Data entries
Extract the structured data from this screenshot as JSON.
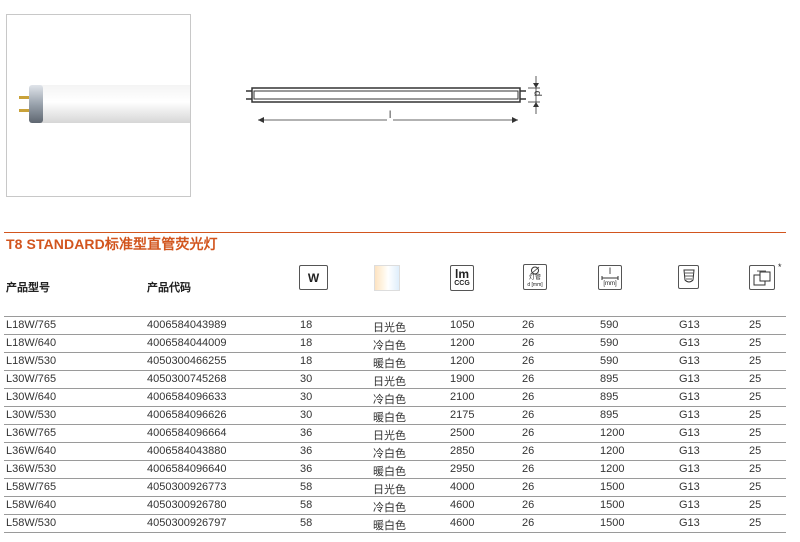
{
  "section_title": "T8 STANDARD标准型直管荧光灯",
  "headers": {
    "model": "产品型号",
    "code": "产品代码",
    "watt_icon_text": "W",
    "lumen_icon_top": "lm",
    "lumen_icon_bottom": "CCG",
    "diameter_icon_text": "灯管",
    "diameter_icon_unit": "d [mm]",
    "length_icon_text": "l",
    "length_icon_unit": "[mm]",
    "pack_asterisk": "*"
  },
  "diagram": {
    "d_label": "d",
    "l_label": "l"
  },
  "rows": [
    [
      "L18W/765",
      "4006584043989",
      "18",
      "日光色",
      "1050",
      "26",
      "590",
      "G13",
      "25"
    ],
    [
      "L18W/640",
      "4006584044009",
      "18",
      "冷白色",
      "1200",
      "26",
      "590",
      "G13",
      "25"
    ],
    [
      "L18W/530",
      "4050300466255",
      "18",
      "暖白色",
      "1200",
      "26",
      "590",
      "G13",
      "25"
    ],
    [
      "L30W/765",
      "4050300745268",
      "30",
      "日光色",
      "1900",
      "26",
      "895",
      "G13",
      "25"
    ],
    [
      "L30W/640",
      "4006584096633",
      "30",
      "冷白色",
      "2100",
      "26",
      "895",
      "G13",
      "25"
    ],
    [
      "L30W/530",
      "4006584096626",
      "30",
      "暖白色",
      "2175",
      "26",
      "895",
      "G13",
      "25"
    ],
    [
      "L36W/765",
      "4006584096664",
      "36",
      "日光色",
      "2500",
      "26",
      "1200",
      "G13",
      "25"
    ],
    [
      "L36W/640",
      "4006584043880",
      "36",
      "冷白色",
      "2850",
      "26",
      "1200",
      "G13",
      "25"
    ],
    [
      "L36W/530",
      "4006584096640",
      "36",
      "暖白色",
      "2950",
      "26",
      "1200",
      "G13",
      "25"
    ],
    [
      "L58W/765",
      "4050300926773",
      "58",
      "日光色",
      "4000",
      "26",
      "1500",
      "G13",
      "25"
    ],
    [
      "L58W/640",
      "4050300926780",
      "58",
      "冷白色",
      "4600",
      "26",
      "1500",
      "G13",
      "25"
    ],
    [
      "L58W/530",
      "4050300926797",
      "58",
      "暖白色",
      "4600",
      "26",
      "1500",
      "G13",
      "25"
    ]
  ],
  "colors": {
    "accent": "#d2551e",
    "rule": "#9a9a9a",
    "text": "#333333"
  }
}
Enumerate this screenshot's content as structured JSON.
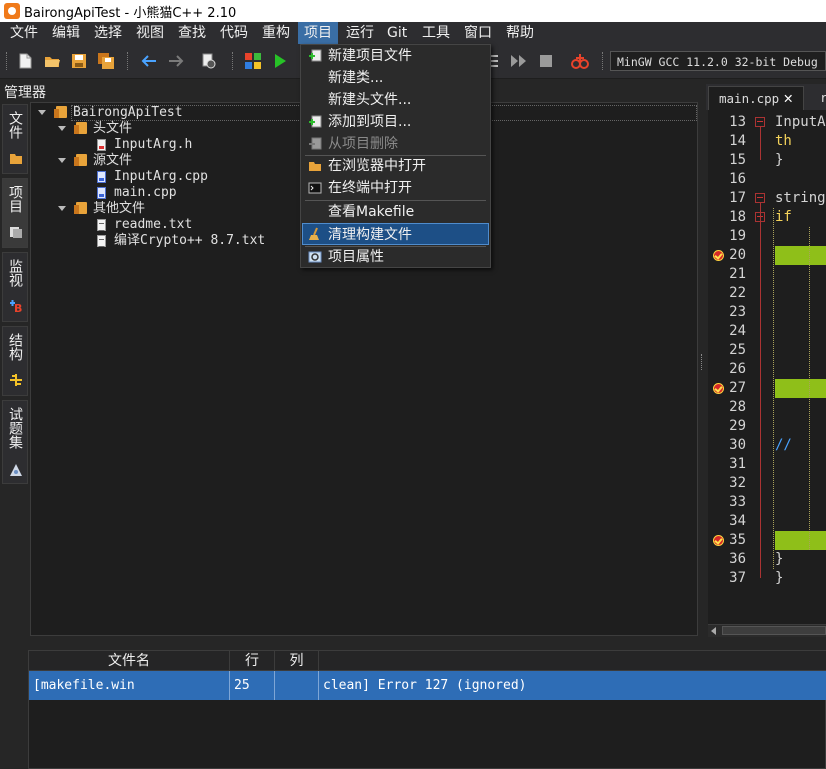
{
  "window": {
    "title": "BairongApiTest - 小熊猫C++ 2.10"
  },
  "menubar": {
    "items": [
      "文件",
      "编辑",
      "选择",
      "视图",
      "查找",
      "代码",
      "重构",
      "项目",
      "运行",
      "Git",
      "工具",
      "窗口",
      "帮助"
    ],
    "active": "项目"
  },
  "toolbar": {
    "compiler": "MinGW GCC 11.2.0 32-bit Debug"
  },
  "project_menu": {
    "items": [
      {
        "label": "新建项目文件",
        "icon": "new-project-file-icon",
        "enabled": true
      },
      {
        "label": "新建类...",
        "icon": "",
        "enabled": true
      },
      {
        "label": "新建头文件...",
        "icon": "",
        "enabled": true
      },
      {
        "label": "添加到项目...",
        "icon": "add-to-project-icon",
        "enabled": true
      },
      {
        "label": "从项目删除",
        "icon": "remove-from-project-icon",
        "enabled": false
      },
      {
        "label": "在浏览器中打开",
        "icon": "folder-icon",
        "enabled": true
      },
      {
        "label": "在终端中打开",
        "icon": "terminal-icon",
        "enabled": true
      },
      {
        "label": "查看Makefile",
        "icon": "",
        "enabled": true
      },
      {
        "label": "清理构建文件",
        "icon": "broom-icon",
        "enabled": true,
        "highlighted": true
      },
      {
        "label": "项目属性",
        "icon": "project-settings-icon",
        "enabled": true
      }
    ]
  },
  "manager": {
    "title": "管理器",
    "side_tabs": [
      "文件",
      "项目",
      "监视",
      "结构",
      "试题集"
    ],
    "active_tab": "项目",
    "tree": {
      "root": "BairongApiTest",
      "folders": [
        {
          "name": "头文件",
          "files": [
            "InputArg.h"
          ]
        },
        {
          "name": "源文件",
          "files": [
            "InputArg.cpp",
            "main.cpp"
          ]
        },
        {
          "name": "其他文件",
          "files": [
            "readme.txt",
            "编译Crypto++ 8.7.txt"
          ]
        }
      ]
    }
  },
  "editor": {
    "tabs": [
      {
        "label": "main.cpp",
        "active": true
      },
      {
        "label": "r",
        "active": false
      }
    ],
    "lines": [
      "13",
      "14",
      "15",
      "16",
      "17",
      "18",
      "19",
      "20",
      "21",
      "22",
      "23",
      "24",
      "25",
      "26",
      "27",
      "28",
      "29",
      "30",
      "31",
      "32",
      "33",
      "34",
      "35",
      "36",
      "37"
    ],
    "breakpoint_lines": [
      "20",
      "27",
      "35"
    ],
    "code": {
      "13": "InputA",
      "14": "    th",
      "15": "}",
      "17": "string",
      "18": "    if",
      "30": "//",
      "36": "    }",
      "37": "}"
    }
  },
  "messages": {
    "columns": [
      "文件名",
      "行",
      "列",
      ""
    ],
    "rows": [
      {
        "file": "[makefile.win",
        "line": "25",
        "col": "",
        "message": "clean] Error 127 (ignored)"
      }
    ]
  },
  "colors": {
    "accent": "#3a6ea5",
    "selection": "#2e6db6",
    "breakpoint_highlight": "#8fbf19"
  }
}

# TASK OBJECTIVE:
Retype the records exactly. Any image in them should not appear in what you write.

# RESULT OF THIS TASK:
Extract the structured data from this screenshot as JSON.
{
  "section_title": "T8 STANDARD标准型直管荧光灯",
  "headers": {
    "model": "产品型号",
    "code": "产品代码",
    "watt_icon_text": "W",
    "lumen_icon_top": "lm",
    "lumen_icon_bottom": "CCG",
    "diameter_icon_text": "灯管",
    "diameter_icon_unit": "d [mm]",
    "length_icon_text": "l",
    "length_icon_unit": "[mm]",
    "pack_asterisk": "*"
  },
  "diagram": {
    "d_label": "d",
    "l_label": "l"
  },
  "rows": [
    [
      "L18W/765",
      "4006584043989",
      "18",
      "日光色",
      "1050",
      "26",
      "590",
      "G13",
      "25"
    ],
    [
      "L18W/640",
      "4006584044009",
      "18",
      "冷白色",
      "1200",
      "26",
      "590",
      "G13",
      "25"
    ],
    [
      "L18W/530",
      "4050300466255",
      "18",
      "暖白色",
      "1200",
      "26",
      "590",
      "G13",
      "25"
    ],
    [
      "L30W/765",
      "4050300745268",
      "30",
      "日光色",
      "1900",
      "26",
      "895",
      "G13",
      "25"
    ],
    [
      "L30W/640",
      "4006584096633",
      "30",
      "冷白色",
      "2100",
      "26",
      "895",
      "G13",
      "25"
    ],
    [
      "L30W/530",
      "4006584096626",
      "30",
      "暖白色",
      "2175",
      "26",
      "895",
      "G13",
      "25"
    ],
    [
      "L36W/765",
      "4006584096664",
      "36",
      "日光色",
      "2500",
      "26",
      "1200",
      "G13",
      "25"
    ],
    [
      "L36W/640",
      "4006584043880",
      "36",
      "冷白色",
      "2850",
      "26",
      "1200",
      "G13",
      "25"
    ],
    [
      "L36W/530",
      "4006584096640",
      "36",
      "暖白色",
      "2950",
      "26",
      "1200",
      "G13",
      "25"
    ],
    [
      "L58W/765",
      "4050300926773",
      "58",
      "日光色",
      "4000",
      "26",
      "1500",
      "G13",
      "25"
    ],
    [
      "L58W/640",
      "4050300926780",
      "58",
      "冷白色",
      "4600",
      "26",
      "1500",
      "G13",
      "25"
    ],
    [
      "L58W/530",
      "4050300926797",
      "58",
      "暖白色",
      "4600",
      "26",
      "1500",
      "G13",
      "25"
    ]
  ],
  "colors": {
    "accent": "#d2551e",
    "rule": "#9a9a9a",
    "text": "#333333"
  }
}
Enumerate this screenshot's content as structured JSON.
{
  "window": {
    "title": "BairongApiTest - 小熊猫C++ 2.10"
  },
  "menubar": {
    "items": [
      "文件",
      "编辑",
      "选择",
      "视图",
      "查找",
      "代码",
      "重构",
      "项目",
      "运行",
      "Git",
      "工具",
      "窗口",
      "帮助"
    ],
    "active": "项目"
  },
  "toolbar": {
    "compiler": "MinGW GCC 11.2.0 32-bit Debug"
  },
  "project_menu": {
    "items": [
      {
        "label": "新建项目文件",
        "icon": "new-project-file-icon",
        "enabled": true
      },
      {
        "label": "新建类...",
        "icon": "",
        "enabled": true
      },
      {
        "label": "新建头文件...",
        "icon": "",
        "enabled": true
      },
      {
        "label": "添加到项目...",
        "icon": "add-to-project-icon",
        "enabled": true
      },
      {
        "label": "从项目删除",
        "icon": "remove-from-project-icon",
        "enabled": false
      },
      {
        "label": "在浏览器中打开",
        "icon": "folder-icon",
        "enabled": true
      },
      {
        "label": "在终端中打开",
        "icon": "terminal-icon",
        "enabled": true
      },
      {
        "label": "查看Makefile",
        "icon": "",
        "enabled": true
      },
      {
        "label": "清理构建文件",
        "icon": "broom-icon",
        "enabled": true,
        "highlighted": true
      },
      {
        "label": "项目属性",
        "icon": "project-settings-icon",
        "enabled": true
      }
    ]
  },
  "manager": {
    "title": "管理器",
    "side_tabs": [
      "文件",
      "项目",
      "监视",
      "结构",
      "试题集"
    ],
    "active_tab": "项目",
    "tree": {
      "root": "BairongApiTest",
      "folders": [
        {
          "name": "头文件",
          "files": [
            "InputArg.h"
          ]
        },
        {
          "name": "源文件",
          "files": [
            "InputArg.cpp",
            "main.cpp"
          ]
        },
        {
          "name": "其他文件",
          "files": [
            "readme.txt",
            "编译Crypto++ 8.7.txt"
          ]
        }
      ]
    }
  },
  "editor": {
    "tabs": [
      {
        "label": "main.cpp",
        "active": true
      },
      {
        "label": "r",
        "active": false
      }
    ],
    "lines": [
      "13",
      "14",
      "15",
      "16",
      "17",
      "18",
      "19",
      "20",
      "21",
      "22",
      "23",
      "24",
      "25",
      "26",
      "27",
      "28",
      "29",
      "30",
      "31",
      "32",
      "33",
      "34",
      "35",
      "36",
      "37"
    ],
    "breakpoint_lines": [
      "20",
      "27",
      "35"
    ],
    "code": {
      "13": "InputA",
      "14": "    th",
      "15": "}",
      "17": "string",
      "18": "    if",
      "30": "//",
      "36": "    }",
      "37": "}"
    }
  },
  "messages": {
    "columns": [
      "文件名",
      "行",
      "列",
      ""
    ],
    "rows": [
      {
        "file": "[makefile.win",
        "line": "25",
        "col": "",
        "message": "clean] Error 127 (ignored)"
      }
    ]
  },
  "colors": {
    "accent": "#3a6ea5",
    "selection": "#2e6db6",
    "breakpoint_highlight": "#8fbf19"
  }
}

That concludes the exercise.